- Exercise directions: Find each line containing the string "text" and return it.

(Records from a data source)
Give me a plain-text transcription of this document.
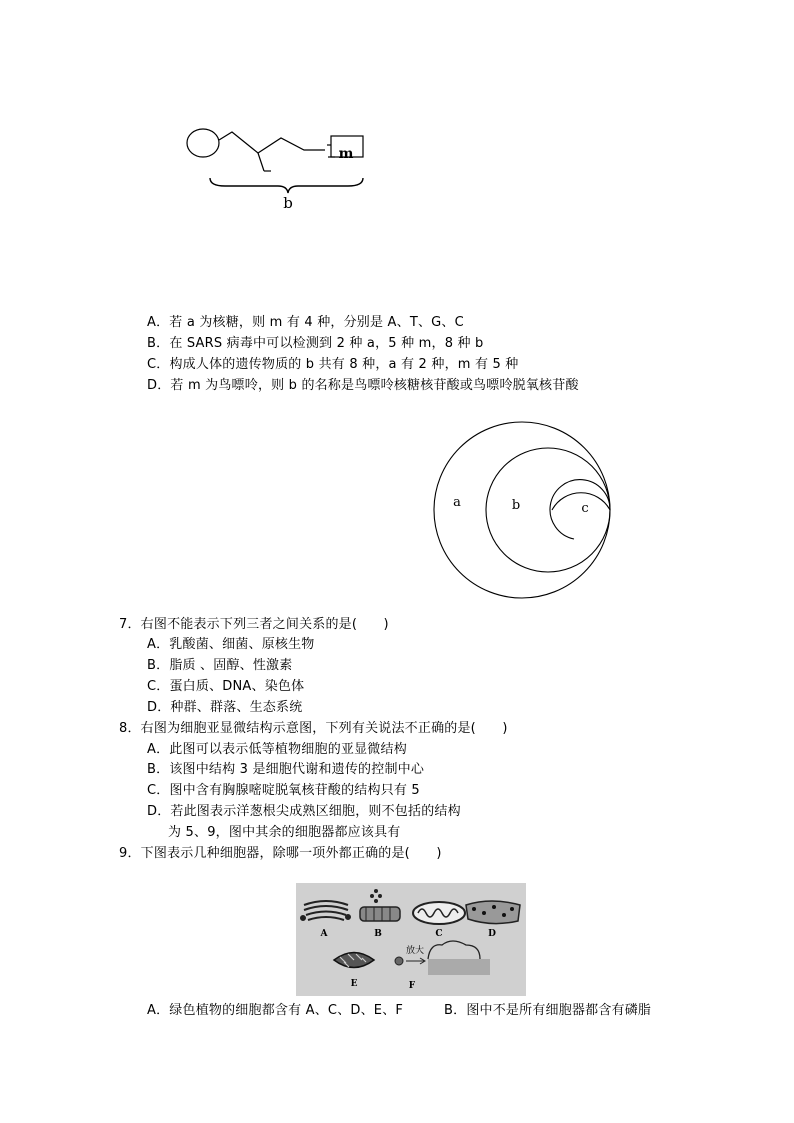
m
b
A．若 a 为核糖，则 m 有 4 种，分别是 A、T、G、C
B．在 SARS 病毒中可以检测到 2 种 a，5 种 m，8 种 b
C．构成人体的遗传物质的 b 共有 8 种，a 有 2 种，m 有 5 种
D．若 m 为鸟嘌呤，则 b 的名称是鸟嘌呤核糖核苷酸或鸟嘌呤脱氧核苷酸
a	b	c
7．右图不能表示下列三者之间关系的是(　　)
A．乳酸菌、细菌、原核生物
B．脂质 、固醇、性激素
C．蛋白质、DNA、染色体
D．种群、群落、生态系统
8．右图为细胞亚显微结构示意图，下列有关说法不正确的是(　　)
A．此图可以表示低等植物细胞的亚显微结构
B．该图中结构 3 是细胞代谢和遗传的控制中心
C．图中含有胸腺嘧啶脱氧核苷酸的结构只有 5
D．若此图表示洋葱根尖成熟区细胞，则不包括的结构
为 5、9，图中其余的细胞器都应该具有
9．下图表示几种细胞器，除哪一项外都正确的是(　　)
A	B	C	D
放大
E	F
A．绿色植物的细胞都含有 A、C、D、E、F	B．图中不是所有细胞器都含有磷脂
==
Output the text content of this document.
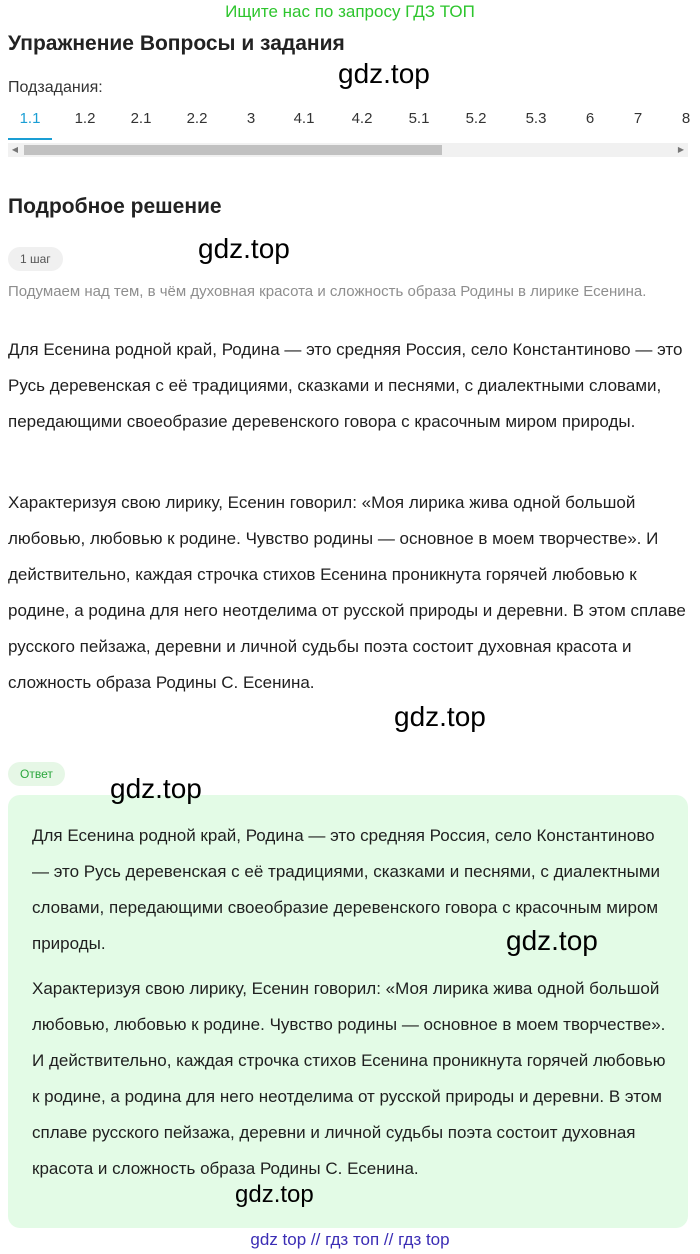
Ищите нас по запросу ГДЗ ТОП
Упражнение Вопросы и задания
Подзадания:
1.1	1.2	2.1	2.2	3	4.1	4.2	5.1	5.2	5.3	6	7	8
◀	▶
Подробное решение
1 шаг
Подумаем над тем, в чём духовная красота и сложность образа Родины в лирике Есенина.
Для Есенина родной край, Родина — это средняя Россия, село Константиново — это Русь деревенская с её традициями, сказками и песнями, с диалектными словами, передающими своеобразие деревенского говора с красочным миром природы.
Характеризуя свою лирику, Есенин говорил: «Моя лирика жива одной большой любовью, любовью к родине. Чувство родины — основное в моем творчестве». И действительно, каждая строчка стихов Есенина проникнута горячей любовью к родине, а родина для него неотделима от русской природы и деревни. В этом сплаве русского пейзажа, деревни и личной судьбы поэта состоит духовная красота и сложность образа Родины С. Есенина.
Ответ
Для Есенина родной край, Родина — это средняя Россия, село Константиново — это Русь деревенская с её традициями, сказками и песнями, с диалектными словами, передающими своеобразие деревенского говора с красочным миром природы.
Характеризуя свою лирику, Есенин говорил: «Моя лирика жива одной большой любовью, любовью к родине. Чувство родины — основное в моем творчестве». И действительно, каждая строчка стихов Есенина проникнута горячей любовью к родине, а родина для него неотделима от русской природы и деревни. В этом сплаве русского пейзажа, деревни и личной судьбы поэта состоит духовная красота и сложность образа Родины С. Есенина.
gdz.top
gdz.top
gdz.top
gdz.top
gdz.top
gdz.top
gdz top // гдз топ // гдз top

- Reply to the task:
Give me a plain-text transcription of this document.
Output the text content of this document.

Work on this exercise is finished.